Dataset excerpts —
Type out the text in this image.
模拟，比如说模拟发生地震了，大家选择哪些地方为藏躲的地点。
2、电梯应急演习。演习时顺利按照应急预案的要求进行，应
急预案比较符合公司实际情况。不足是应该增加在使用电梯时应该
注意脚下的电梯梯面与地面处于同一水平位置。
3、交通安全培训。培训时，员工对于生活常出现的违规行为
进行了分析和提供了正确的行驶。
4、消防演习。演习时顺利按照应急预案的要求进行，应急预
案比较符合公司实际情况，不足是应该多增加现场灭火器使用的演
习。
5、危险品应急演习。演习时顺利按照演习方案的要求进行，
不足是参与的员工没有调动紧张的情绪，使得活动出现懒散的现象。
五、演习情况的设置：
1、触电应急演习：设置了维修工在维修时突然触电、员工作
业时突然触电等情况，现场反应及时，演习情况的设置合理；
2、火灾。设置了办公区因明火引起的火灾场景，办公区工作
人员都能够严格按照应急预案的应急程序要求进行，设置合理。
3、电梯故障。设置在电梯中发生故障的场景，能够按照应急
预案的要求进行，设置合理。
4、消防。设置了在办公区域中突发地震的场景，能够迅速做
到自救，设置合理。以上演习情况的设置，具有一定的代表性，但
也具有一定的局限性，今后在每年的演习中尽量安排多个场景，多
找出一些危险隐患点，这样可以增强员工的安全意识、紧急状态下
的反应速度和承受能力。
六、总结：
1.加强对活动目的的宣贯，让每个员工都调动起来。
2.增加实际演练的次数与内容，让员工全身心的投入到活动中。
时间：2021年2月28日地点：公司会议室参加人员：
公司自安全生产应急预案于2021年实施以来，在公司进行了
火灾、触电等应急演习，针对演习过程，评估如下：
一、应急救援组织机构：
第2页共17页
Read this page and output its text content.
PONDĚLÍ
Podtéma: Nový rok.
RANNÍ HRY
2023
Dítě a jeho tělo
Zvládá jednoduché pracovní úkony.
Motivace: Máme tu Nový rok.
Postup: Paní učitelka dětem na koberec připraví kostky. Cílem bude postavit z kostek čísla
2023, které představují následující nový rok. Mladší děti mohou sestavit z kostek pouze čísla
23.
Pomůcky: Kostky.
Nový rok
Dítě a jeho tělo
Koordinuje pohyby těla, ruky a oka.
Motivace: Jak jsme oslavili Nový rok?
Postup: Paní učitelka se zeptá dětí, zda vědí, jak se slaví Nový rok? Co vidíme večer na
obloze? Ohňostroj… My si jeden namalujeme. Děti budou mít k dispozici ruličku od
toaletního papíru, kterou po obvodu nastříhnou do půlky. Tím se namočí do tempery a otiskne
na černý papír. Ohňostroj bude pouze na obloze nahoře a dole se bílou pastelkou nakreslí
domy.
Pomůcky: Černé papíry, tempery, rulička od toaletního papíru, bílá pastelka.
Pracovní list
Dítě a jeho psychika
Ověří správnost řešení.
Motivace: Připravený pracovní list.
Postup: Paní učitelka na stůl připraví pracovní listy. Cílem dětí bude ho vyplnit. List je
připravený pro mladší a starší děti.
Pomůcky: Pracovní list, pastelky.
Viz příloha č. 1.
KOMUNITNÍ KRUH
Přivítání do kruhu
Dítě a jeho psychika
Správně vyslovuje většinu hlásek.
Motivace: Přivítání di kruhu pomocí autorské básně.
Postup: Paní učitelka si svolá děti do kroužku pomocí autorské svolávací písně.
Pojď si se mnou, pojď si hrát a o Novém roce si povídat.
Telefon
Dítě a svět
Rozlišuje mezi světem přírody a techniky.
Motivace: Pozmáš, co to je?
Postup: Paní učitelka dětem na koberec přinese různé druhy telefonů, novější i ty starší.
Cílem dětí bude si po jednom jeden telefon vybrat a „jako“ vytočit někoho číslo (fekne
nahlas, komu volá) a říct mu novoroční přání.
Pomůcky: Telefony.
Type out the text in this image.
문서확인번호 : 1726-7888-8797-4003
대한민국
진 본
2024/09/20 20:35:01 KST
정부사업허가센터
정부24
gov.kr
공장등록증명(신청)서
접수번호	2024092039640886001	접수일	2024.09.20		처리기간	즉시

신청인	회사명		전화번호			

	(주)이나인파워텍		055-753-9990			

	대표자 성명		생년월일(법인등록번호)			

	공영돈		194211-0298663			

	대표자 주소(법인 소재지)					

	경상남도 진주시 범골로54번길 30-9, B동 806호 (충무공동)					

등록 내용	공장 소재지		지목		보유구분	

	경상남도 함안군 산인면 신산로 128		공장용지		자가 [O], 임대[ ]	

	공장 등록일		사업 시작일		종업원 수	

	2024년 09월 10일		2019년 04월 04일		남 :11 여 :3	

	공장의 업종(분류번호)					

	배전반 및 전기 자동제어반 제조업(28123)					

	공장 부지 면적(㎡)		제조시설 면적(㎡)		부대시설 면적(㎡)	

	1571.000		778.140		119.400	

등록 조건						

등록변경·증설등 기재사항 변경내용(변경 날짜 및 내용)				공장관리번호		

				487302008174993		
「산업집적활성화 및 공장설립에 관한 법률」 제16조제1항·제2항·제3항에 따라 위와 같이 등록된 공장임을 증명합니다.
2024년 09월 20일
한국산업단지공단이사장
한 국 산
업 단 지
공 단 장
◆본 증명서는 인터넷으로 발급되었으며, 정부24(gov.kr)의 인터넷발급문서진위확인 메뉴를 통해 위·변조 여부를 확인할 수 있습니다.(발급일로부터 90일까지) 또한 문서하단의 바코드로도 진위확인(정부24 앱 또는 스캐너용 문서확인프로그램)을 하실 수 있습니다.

Objective —
Write the listing out again, exactly as shown above.

Result of this task —
Type out the text in this image.
模拟，比如说模拟发生地震了，大家选择哪些地方为藏躲的地点。
2、电梯应急演习。演习时顺利按照应急预案的要求进行，应
急预案比较符合公司实际情况。不足是应该增加在使用电梯时应该
注意脚下的电梯梯面与地面处于同一水平位置。
3、交通安全培训。培训时，员工对于生活常出现的违规行为
进行了分析和提供了正确的行驶。
4、消防演习。演习时顺利按照应急预案的要求进行，应急预
案比较符合公司实际情况，不足是应该多增加现场灭火器使用的演
习。
5、危险品应急演习。演习时顺利按照演习方案的要求进行，
不足是参与的员工没有调动紧张的情绪，使得活动出现懒散的现象。
五、演习情况的设置：
1、触电应急演习：设置了维修工在维修时突然触电、员工作
业时突然触电等情况，现场反应及时，演习情况的设置合理；
2、火灾。设置了办公区因明火引起的火灾场景，办公区工作
人员都能够严格按照应急预案的应急程序要求进行，设置合理。
3、电梯故障。设置在电梯中发生故障的场景，能够按照应急
预案的要求进行，设置合理。
4、消防。设置了在办公区域中突发地震的场景，能够迅速做
到自救，设置合理。以上演习情况的设置，具有一定的代表性，但
也具有一定的局限性，今后在每年的演习中尽量安排多个场景，多
找出一些危险隐患点，这样可以增强员工的安全意识、紧急状态下
的反应速度和承受能力。
六、总结：
1.加强对活动目的的宣贯，让每个员工都调动起来。
2.增加实际演练的次数与内容，让员工全身心的投入到活动中。
时间：2021年2月28日地点：公司会议室参加人员：
公司自安全生产应急预案于2021年实施以来，在公司进行了
火灾、触电等应急演习，针对演习过程，评估如下：
一、应急救援组织机构：
第2页共17页
Read this page and output its text content.
PONDĚLÍ
Podtéma: Nový rok.
RANNÍ HRY
2023
Dítě a jeho tělo
Zvládá jednoduché pracovní úkony.
Motivace: Máme tu Nový rok.
Postup: Paní učitelka dětem na koberec připraví kostky. Cílem bude postavit z kostek čísla
2023, které představují následující nový rok. Mladší děti mohou sestavit z kostek pouze čísla
23.
Pomůcky: Kostky.
Nový rok
Dítě a jeho tělo
Koordinuje pohyby těla, ruky a oka.
Motivace: Jak jsme oslavili Nový rok?
Postup: Paní učitelka se zeptá dětí, zda vědí, jak se slaví Nový rok? Co vidíme večer na
obloze? Ohňostroj… My si jeden namalujeme. Děti budou mít k dispozici ruličku od
toaletního papíru, kterou po obvodu nastříhnou do půlky. Tím se namočí do tempery a otiskne
na černý papír. Ohňostroj bude pouze na obloze nahoře a dole se bílou pastelkou nakreslí
domy.
Pomůcky: Černé papíry, tempery, rulička od toaletního papíru, bílá pastelka.
Pracovní list
Dítě a jeho psychika
Ověří správnost řešení.
Motivace: Připravený pracovní list.
Postup: Paní učitelka na stůl připraví pracovní listy. Cílem dětí bude ho vyplnit. List je
připravený pro mladší a starší děti.
Pomůcky: Pracovní list, pastelky.
Viz příloha č. 1.
KOMUNITNÍ KRUH
Přivítání do kruhu
Dítě a jeho psychika
Správně vyslovuje většinu hlásek.
Motivace: Přivítání di kruhu pomocí autorské básně.
Postup: Paní učitelka si svolá děti do kroužku pomocí autorské svolávací písně.
Pojď si se mnou, pojď si hrát a o Novém roce si povídat.
Telefon
Dítě a svět
Rozlišuje mezi světem přírody a techniky.
Motivace: Pozmáš, co to je?
Postup: Paní učitelka dětem na koberec přinese různé druhy telefonů, novější i ty starší.
Cílem dětí bude si po jednom jeden telefon vybrat a „jako“ vytočit někoho číslo (fekne
nahlas, komu volá) a říct mu novoroční přání.
Pomůcky: Telefony.
Type out the text in this image.
문서확인번호 : 1726-7888-8797-4003
대한민국
진 본
2024/09/20 20:35:01 KST
정부사업허가센터
정부24
gov.kr
공장등록증명(신청)서
접수번호	2024092039640886001	접수일	2024.09.20		처리기간	즉시

신청인	회사명		전화번호			

	(주)이나인파워텍		055-753-9990			

	대표자 성명		생년월일(법인등록번호)			

	공영돈		194211-0298663			

	대표자 주소(법인 소재지)					

	경상남도 진주시 범골로54번길 30-9, B동 806호 (충무공동)					

등록 내용	공장 소재지		지목		보유구분	

	경상남도 함안군 산인면 신산로 128		공장용지		자가 [O], 임대[ ]	

	공장 등록일		사업 시작일		종업원 수	

	2024년 09월 10일		2019년 04월 04일		남 :11 여 :3	

	공장의 업종(분류번호)					

	배전반 및 전기 자동제어반 제조업(28123)					

	공장 부지 면적(㎡)		제조시설 면적(㎡)		부대시설 면적(㎡)	

	1571.000		778.140		119.400	

등록 조건						

등록변경·증설등 기재사항 변경내용(변경 날짜 및 내용)				공장관리번호		

				487302008174993		
「산업집적활성화 및 공장설립에 관한 법률」 제16조제1항·제2항·제3항에 따라 위와 같이 등록된 공장임을 증명합니다.
2024년 09월 20일
한국산업단지공단이사장
한 국 산
업 단 지
공 단 장
◆본 증명서는 인터넷으로 발급되었으며, 정부24(gov.kr)의 인터넷발급문서진위확인 메뉴를 통해 위·변조 여부를 확인할 수 있습니다.(발급일로부터 90일까지) 또한 문서하단의 바코드로도 진위확인(정부24 앱 또는 스캐너용 문서확인프로그램)을 하실 수 있습니다.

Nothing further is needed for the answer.